» TASK DETAILS
Each entry must be given again exactly; images do not belong in the copy.

» EXERCISE MATERIAL
= = = = = = =

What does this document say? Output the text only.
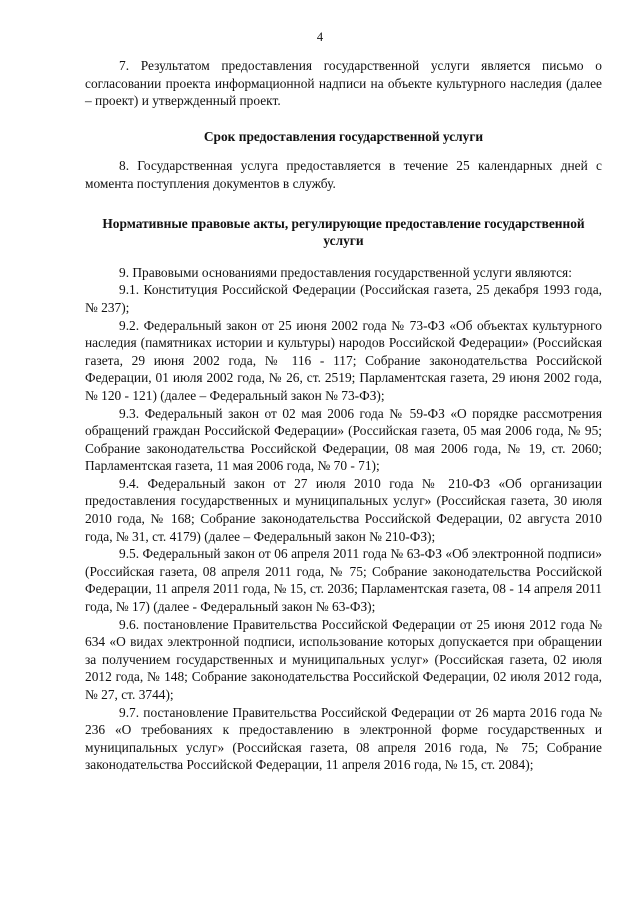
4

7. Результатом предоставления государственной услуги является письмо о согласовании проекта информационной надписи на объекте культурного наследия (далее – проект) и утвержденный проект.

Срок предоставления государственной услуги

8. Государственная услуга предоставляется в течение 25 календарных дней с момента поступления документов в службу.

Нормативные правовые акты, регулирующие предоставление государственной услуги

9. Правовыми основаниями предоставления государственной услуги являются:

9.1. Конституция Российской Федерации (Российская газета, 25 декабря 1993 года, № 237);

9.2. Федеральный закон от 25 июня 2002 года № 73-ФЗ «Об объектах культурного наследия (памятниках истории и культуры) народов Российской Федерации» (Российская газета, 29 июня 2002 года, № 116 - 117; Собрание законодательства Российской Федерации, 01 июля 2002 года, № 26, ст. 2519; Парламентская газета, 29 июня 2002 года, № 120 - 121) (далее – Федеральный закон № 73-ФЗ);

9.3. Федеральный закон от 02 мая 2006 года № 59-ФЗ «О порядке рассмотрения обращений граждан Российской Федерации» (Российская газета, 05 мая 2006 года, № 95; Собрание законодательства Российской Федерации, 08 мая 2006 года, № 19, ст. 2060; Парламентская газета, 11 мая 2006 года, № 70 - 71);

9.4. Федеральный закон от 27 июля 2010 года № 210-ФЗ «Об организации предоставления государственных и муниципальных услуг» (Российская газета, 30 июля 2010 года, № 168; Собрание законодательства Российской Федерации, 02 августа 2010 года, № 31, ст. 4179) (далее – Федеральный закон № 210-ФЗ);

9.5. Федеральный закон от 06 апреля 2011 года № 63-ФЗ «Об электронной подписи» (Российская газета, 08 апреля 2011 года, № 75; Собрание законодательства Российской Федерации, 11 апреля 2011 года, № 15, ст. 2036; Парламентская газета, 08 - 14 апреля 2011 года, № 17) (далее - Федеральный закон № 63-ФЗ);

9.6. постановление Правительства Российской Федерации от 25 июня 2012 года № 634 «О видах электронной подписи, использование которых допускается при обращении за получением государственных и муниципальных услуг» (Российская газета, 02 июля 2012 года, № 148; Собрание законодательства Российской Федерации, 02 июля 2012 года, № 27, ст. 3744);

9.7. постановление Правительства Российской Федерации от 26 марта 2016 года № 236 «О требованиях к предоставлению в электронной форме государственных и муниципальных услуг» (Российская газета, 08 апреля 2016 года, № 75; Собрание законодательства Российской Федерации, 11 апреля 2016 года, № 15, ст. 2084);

= = = = = = =

» OUTPUT FOR THIS TASK
What does this document say? Output the text only.
4

7. Результатом предоставления государственной услуги является письмо о согласовании проекта информационной надписи на объекте культурного наследия (далее – проект) и утвержденный проект.

Срок предоставления государственной услуги

8. Государственная услуга предоставляется в течение 25 календарных дней с момента поступления документов в службу.

Нормативные правовые акты, регулирующие предоставление государственной услуги

9. Правовыми основаниями предоставления государственной услуги являются:

9.1. Конституция Российской Федерации (Российская газета, 25 декабря 1993 года, № 237);

9.2. Федеральный закон от 25 июня 2002 года № 73-ФЗ «Об объектах культурного наследия (памятниках истории и культуры) народов Российской Федерации» (Российская газета, 29 июня 2002 года, № 116 - 117; Собрание законодательства Российской Федерации, 01 июля 2002 года, № 26, ст. 2519; Парламентская газета, 29 июня 2002 года, № 120 - 121) (далее – Федеральный закон № 73-ФЗ);

9.3. Федеральный закон от 02 мая 2006 года № 59-ФЗ «О порядке рассмотрения обращений граждан Российской Федерации» (Российская газета, 05 мая 2006 года, № 95; Собрание законодательства Российской Федерации, 08 мая 2006 года, № 19, ст. 2060; Парламентская газета, 11 мая 2006 года, № 70 - 71);

9.4. Федеральный закон от 27 июля 2010 года № 210-ФЗ «Об организации предоставления государственных и муниципальных услуг» (Российская газета, 30 июля 2010 года, № 168; Собрание законодательства Российской Федерации, 02 августа 2010 года, № 31, ст. 4179) (далее – Федеральный закон № 210-ФЗ);

9.5. Федеральный закон от 06 апреля 2011 года № 63-ФЗ «Об электронной подписи» (Российская газета, 08 апреля 2011 года, № 75; Собрание законодательства Российской Федерации, 11 апреля 2011 года, № 15, ст. 2036; Парламентская газета, 08 - 14 апреля 2011 года, № 17) (далее - Федеральный закон № 63-ФЗ);

9.6. постановление Правительства Российской Федерации от 25 июня 2012 года № 634 «О видах электронной подписи, использование которых допускается при обращении за получением государственных и муниципальных услуг» (Российская газета, 02 июля 2012 года, № 148; Собрание законодательства Российской Федерации, 02 июля 2012 года, № 27, ст. 3744);

9.7. постановление Правительства Российской Федерации от 26 марта 2016 года № 236 «О требованиях к предоставлению в электронной форме государственных и муниципальных услуг» (Российская газета, 08 апреля 2016 года, № 75; Собрание законодательства Российской Федерации, 11 апреля 2016 года, № 15, ст. 2084);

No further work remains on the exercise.